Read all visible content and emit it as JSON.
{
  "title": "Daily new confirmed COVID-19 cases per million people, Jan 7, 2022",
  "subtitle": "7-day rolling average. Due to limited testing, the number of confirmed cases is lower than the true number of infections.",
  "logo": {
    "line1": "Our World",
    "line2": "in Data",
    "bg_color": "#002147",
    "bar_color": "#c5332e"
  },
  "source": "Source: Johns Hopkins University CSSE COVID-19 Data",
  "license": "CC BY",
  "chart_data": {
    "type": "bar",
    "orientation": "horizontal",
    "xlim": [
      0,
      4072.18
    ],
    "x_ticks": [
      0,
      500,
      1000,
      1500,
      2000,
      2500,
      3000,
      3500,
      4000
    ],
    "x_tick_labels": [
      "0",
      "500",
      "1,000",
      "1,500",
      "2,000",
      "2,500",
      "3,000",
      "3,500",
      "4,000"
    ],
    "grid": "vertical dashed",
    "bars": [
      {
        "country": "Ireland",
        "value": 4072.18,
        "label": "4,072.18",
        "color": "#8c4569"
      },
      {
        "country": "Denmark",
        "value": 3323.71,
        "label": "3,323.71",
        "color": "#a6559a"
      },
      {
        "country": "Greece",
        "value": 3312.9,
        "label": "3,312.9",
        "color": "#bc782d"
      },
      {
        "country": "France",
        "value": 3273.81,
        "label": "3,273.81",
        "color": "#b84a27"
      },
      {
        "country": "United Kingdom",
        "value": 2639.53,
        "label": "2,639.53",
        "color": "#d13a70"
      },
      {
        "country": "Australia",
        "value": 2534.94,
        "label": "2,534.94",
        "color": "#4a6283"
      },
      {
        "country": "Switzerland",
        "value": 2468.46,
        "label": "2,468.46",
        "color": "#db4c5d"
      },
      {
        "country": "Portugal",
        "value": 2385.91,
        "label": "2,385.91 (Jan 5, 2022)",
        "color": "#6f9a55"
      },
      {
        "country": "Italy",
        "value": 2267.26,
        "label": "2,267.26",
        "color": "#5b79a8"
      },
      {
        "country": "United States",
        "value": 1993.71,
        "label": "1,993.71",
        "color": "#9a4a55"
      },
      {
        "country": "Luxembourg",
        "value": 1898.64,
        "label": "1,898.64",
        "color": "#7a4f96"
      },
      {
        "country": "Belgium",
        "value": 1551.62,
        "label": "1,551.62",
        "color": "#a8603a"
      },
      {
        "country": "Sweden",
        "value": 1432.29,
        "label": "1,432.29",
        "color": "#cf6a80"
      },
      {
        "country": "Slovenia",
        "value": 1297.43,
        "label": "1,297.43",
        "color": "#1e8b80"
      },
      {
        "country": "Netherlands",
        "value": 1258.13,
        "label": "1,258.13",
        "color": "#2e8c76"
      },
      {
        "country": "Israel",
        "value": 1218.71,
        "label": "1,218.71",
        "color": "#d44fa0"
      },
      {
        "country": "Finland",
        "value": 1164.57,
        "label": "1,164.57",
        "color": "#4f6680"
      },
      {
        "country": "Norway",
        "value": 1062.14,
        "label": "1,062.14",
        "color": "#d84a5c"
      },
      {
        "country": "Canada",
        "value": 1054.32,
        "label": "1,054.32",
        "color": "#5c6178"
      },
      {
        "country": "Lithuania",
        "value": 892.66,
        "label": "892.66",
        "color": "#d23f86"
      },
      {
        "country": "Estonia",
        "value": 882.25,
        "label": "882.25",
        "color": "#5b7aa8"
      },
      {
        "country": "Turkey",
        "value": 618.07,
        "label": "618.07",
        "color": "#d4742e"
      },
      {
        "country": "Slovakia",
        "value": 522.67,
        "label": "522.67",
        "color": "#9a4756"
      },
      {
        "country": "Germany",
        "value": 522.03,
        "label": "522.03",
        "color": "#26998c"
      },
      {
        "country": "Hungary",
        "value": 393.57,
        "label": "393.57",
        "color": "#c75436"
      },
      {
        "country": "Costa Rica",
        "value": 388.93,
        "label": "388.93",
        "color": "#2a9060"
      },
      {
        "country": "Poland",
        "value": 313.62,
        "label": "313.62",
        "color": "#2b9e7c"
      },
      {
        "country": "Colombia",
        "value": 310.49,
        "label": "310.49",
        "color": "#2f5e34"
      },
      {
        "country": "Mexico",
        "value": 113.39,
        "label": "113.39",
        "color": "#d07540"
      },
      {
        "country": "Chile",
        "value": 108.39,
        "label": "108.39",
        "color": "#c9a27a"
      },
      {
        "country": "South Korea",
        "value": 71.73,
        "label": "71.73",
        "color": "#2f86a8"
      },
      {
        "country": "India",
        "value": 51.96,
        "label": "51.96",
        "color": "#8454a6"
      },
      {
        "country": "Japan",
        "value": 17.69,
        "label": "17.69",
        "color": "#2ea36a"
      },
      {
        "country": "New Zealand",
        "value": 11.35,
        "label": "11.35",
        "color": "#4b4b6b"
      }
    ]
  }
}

Objective
Give back all the records exactly as they stand.

Exercise result
Read all visible content and emit it as JSON.
{
  "title": "Daily new confirmed COVID-19 cases per million people, Jan 7, 2022",
  "subtitle": "7-day rolling average. Due to limited testing, the number of confirmed cases is lower than the true number of infections.",
  "logo": {
    "line1": "Our World",
    "line2": "in Data",
    "bg_color": "#002147",
    "bar_color": "#c5332e"
  },
  "source": "Source: Johns Hopkins University CSSE COVID-19 Data",
  "license": "CC BY",
  "chart_data": {
    "type": "bar",
    "orientation": "horizontal",
    "xlim": [
      0,
      4072.18
    ],
    "x_ticks": [
      0,
      500,
      1000,
      1500,
      2000,
      2500,
      3000,
      3500,
      4000
    ],
    "x_tick_labels": [
      "0",
      "500",
      "1,000",
      "1,500",
      "2,000",
      "2,500",
      "3,000",
      "3,500",
      "4,000"
    ],
    "grid": "vertical dashed",
    "bars": [
      {
        "country": "Ireland",
        "value": 4072.18,
        "label": "4,072.18",
        "color": "#8c4569"
      },
      {
        "country": "Denmark",
        "value": 3323.71,
        "label": "3,323.71",
        "color": "#a6559a"
      },
      {
        "country": "Greece",
        "value": 3312.9,
        "label": "3,312.9",
        "color": "#bc782d"
      },
      {
        "country": "France",
        "value": 3273.81,
        "label": "3,273.81",
        "color": "#b84a27"
      },
      {
        "country": "United Kingdom",
        "value": 2639.53,
        "label": "2,639.53",
        "color": "#d13a70"
      },
      {
        "country": "Australia",
        "value": 2534.94,
        "label": "2,534.94",
        "color": "#4a6283"
      },
      {
        "country": "Switzerland",
        "value": 2468.46,
        "label": "2,468.46",
        "color": "#db4c5d"
      },
      {
        "country": "Portugal",
        "value": 2385.91,
        "label": "2,385.91 (Jan 5, 2022)",
        "color": "#6f9a55"
      },
      {
        "country": "Italy",
        "value": 2267.26,
        "label": "2,267.26",
        "color": "#5b79a8"
      },
      {
        "country": "United States",
        "value": 1993.71,
        "label": "1,993.71",
        "color": "#9a4a55"
      },
      {
        "country": "Luxembourg",
        "value": 1898.64,
        "label": "1,898.64",
        "color": "#7a4f96"
      },
      {
        "country": "Belgium",
        "value": 1551.62,
        "label": "1,551.62",
        "color": "#a8603a"
      },
      {
        "country": "Sweden",
        "value": 1432.29,
        "label": "1,432.29",
        "color": "#cf6a80"
      },
      {
        "country": "Slovenia",
        "value": 1297.43,
        "label": "1,297.43",
        "color": "#1e8b80"
      },
      {
        "country": "Netherlands",
        "value": 1258.13,
        "label": "1,258.13",
        "color": "#2e8c76"
      },
      {
        "country": "Israel",
        "value": 1218.71,
        "label": "1,218.71",
        "color": "#d44fa0"
      },
      {
        "country": "Finland",
        "value": 1164.57,
        "label": "1,164.57",
        "color": "#4f6680"
      },
      {
        "country": "Norway",
        "value": 1062.14,
        "label": "1,062.14",
        "color": "#d84a5c"
      },
      {
        "country": "Canada",
        "value": 1054.32,
        "label": "1,054.32",
        "color": "#5c6178"
      },
      {
        "country": "Lithuania",
        "value": 892.66,
        "label": "892.66",
        "color": "#d23f86"
      },
      {
        "country": "Estonia",
        "value": 882.25,
        "label": "882.25",
        "color": "#5b7aa8"
      },
      {
        "country": "Turkey",
        "value": 618.07,
        "label": "618.07",
        "color": "#d4742e"
      },
      {
        "country": "Slovakia",
        "value": 522.67,
        "label": "522.67",
        "color": "#9a4756"
      },
      {
        "country": "Germany",
        "value": 522.03,
        "label": "522.03",
        "color": "#26998c"
      },
      {
        "country": "Hungary",
        "value": 393.57,
        "label": "393.57",
        "color": "#c75436"
      },
      {
        "country": "Costa Rica",
        "value": 388.93,
        "label": "388.93",
        "color": "#2a9060"
      },
      {
        "country": "Poland",
        "value": 313.62,
        "label": "313.62",
        "color": "#2b9e7c"
      },
      {
        "country": "Colombia",
        "value": 310.49,
        "label": "310.49",
        "color": "#2f5e34"
      },
      {
        "country": "Mexico",
        "value": 113.39,
        "label": "113.39",
        "color": "#d07540"
      },
      {
        "country": "Chile",
        "value": 108.39,
        "label": "108.39",
        "color": "#c9a27a"
      },
      {
        "country": "South Korea",
        "value": 71.73,
        "label": "71.73",
        "color": "#2f86a8"
      },
      {
        "country": "India",
        "value": 51.96,
        "label": "51.96",
        "color": "#8454a6"
      },
      {
        "country": "Japan",
        "value": 17.69,
        "label": "17.69",
        "color": "#2ea36a"
      },
      {
        "country": "New Zealand",
        "value": 11.35,
        "label": "11.35",
        "color": "#4b4b6b"
      }
    ]
  }
}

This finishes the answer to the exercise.